### Texte à lire
▬▬▬▬▬▬▬▬▬▬

Femme bourreau, La - Luna Park Films
Écrit par Flint   

 

Région : Zone 2 PAL

Editeur : Luna Park Films

Pays : France

Sortie film : 15 octobre 2014 (version définitive)
Sortie dvd : 18 novembre 2015

Durée : 68'51
Image : 1.33:1
Audio : Dolby digital 2.0 (mono)

Langue : français
Sous-titres : non

Bonus :

- Tristesse des anthropophages (1966, 23'40, 1.66:1)
- Une saison chez les hommes (1967, 17'31, 1.33:1)
- En marge (2015, 36'17, 1.85:1)
- La vie brève de Monsieur Meucieu (1962, 12'39, 1.33:1)
- Un crime d'amour (1965, 6'36, 1.33:1)
- Bande-annonce de La Femme bourreau (2014, 1'37, avec sous-titres anglais)

 

 

 

Commentaire : Un long métrage, trois courts-métrages, tous invisibles ou presque depuis leur création, plus les rushes d'un autre court inachevé et un entretien récent avec le réalisateur Jean-Denis Bonan et quatre de ses collaborateurs, voilà ce que contient le dvd de La Femme bourreau.
On doit cette sortie inattendue ou inespérée à Luna Park Films, une structure de production, d'édition et de distribution créée en 2014 et établie à Toulon. Au verso de la jaquette de La Femme bourreau on peut lire cette annotation :
La Femme bourreau est le premier opus d'une collection DVD consacrée à des raretés du cinéma français des années 60.
Diantre ! Eh bien... Si les sorties à venir de Luna Park Films sont aussi riches tant au niveau de la qualité que de la quantité au regard de ce premier essai, on attend la suite avec impatience !
Car il faut le reconnaître, la sortie d'un premier titre n'est jamais évidente et les obstacles sur la route de l'édition sont nombreux. Luna Park Films a néanmoins fait preuve d'un savoir faire à toute épreuve avec l'expérience d'un vieux briscard.

▬▬▬▬▬▬▬▬▬▬

### Énoncé
Reproduisez le passage de la critique du DVD de La Femme bourreau qui commence à « Langue : français » et se termine à « avec sous-titres anglais) ».

[Données recueillies]
▬▬▬▬▬▬▬▬▬▬

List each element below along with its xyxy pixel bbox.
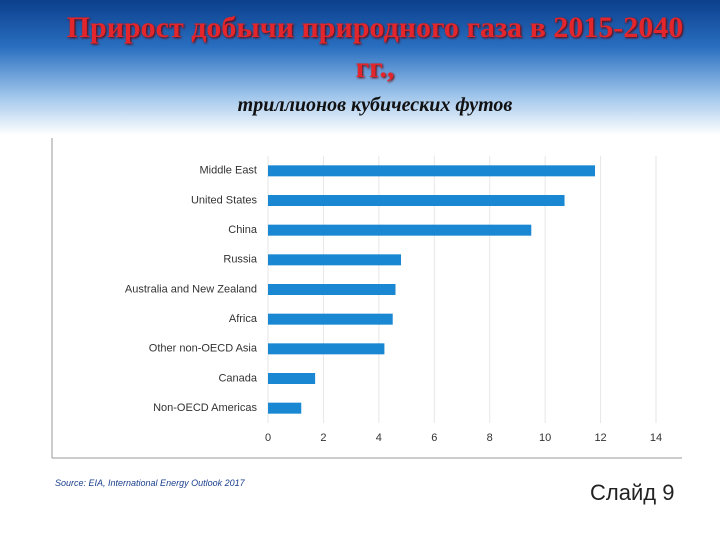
x-tick-label: 0 (265, 432, 271, 444)
y-tick-label: Africa (229, 313, 258, 325)
x-tick-label: 12 (594, 432, 606, 444)
x-tick-label: 10 (539, 432, 551, 444)
x-tick-label: 6 (431, 432, 437, 444)
x-tick-label: 4 (376, 432, 382, 444)
y-tick-label: China (228, 224, 258, 236)
y-tick-label: Other non-OECD Asia (149, 343, 258, 355)
chart-subtitle: триллионов кубических футов (237, 94, 513, 116)
y-tick-label: Non-OECD Americas (153, 402, 257, 414)
y-tick-label: United States (191, 194, 258, 206)
y-tick-label: Australia and New Zealand (125, 283, 257, 295)
bar (268, 224, 532, 236)
bar (268, 284, 396, 295)
chart-title: Прирост добычи природного газа в 2015-20… (66, 11, 684, 84)
y-tick-label: Canada (218, 372, 257, 384)
bar (268, 313, 393, 325)
x-tick-label: 14 (650, 432, 662, 444)
header-band (0, 0, 720, 135)
bar (268, 402, 302, 414)
bar (268, 373, 316, 384)
y-tick-label: Russia (223, 254, 258, 266)
x-tick-label: 2 (320, 432, 326, 444)
x-tick-label: 8 (487, 432, 493, 444)
bar (268, 165, 596, 177)
y-tick-label: Middle East (200, 165, 257, 177)
bar (268, 343, 385, 355)
bar (268, 195, 565, 206)
slide-number: Слайд 9 (590, 480, 675, 505)
source-note: Source: EIA, International Energy Outloo… (55, 478, 245, 488)
bar (268, 254, 402, 266)
plot-panel (52, 138, 682, 458)
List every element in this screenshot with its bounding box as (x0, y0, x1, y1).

▬▬▬▬▬▬▬▬▬▬

### Corrigé
Langue : français
Sous-titres : non

Bonus :

- Tristesse des anthropophages (1966, 23'40, 1.66:1)
- Une saison chez les hommes (1967, 17'31, 1.33:1)
- En marge (2015, 36'17, 1.85:1)
- La vie brève de Monsieur Meucieu (1962, 12'39, 1.33:1)
- Un crime d'amour (1965, 6'36, 1.33:1)
- Bande-annonce de La Femme bourreau (2014, 1'37, avec sous-titres anglais)